### 연습 문제 1
본문에서 다항식 차수 d에 대해 언급된 값을 모두 나열하세요.
### 연습 문제 2
본문에서 "So, this sort"부터 "from high variance?"까지 전부 그대로 베껴 쓰세요.

다음으로 교차 검증 오류와 테스트 오류를 살펴보면 비슷한 결과를 얻을 것입니다. d = 1 일 때 학습 셋에 매우 간단한 함수에 적합한 결과는 과소 적합이므로 교차 검증 오차는 매우 높습니다. 중간 정도의 고차 다항식에 적합하면(d=2) 더 적합한 것을 찾기 때문에 교차 검증 오류는 낮아집니다. 반대로 d가 너무 높으면(d=4) 과적합이 되어 교차 검증 오류는 높아집니다. 이 곡선을 매끄럽게 그리면 빨간색 곡선 Jcv(θ)입니다. 다시 말하지만 Jtest(θ)를 도식화하면 교차 검증 오류와 매우 유사한 곡선을 얻습니다.

So, this sort of plot also helps us to better understand the notions of bias and variance.

Concretely, suppose you have applied a learning algorithm and it's not performing as well as you are hoping, so if your cross-validation set error or your test set error is high, how can we figure out if the learning algorithm is suffering from high bias or suffering from high variance?

### 자료 발췌
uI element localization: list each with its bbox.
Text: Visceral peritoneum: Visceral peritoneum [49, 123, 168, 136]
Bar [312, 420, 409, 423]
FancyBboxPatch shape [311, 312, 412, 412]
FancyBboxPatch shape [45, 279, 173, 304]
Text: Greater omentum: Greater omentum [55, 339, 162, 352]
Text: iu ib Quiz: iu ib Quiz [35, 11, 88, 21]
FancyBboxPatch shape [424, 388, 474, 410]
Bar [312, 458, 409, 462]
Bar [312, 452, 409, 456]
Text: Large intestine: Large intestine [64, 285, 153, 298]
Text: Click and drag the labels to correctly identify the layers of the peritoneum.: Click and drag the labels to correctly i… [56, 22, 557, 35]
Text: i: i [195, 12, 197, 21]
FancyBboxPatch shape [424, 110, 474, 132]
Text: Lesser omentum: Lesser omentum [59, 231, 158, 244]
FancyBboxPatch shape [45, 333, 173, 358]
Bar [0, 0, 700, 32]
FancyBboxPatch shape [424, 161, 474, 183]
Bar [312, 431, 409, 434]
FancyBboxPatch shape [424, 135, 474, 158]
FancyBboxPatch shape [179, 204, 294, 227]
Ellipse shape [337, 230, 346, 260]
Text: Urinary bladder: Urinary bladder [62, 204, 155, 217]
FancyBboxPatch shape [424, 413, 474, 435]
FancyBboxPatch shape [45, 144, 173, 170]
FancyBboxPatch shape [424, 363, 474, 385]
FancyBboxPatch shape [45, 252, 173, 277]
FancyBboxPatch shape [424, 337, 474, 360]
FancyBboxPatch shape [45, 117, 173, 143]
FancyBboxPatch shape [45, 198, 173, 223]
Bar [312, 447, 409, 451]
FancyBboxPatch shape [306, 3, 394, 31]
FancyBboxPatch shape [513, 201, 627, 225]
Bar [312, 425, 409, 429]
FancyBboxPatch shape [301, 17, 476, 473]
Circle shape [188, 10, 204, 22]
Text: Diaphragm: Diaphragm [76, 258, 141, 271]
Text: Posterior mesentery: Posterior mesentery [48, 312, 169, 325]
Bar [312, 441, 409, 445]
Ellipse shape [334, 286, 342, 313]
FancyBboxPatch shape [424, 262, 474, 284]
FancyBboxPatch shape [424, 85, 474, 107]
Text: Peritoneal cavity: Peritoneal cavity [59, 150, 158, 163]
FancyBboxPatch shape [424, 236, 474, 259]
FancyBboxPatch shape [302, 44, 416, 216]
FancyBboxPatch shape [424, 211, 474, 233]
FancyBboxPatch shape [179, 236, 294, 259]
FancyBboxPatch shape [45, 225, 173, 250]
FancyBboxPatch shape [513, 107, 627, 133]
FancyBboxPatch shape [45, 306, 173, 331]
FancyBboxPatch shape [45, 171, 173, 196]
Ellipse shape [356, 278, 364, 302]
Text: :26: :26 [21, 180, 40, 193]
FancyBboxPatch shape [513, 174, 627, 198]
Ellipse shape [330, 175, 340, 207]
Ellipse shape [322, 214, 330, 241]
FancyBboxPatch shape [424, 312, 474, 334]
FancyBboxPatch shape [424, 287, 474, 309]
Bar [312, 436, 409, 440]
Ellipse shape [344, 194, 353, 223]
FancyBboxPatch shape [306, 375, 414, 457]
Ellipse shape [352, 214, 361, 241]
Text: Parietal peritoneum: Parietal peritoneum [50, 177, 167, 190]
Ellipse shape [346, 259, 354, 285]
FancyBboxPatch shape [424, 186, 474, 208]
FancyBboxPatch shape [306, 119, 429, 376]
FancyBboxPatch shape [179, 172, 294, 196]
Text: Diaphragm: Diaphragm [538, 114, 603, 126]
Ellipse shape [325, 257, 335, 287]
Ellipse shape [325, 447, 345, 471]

### 나의 답안 1
1, 2, 4

### 나의 답안 2
So, this sort of plot also helps us to better understand the notions of bias and variance.

Concretely, suppose you have applied a learning algorithm and it's not performing as well as you are hoping, so if your cross-validation set error or your test set error is high, how can we figure out if the learning algorithm is suffering from high bias or suffering from high variance?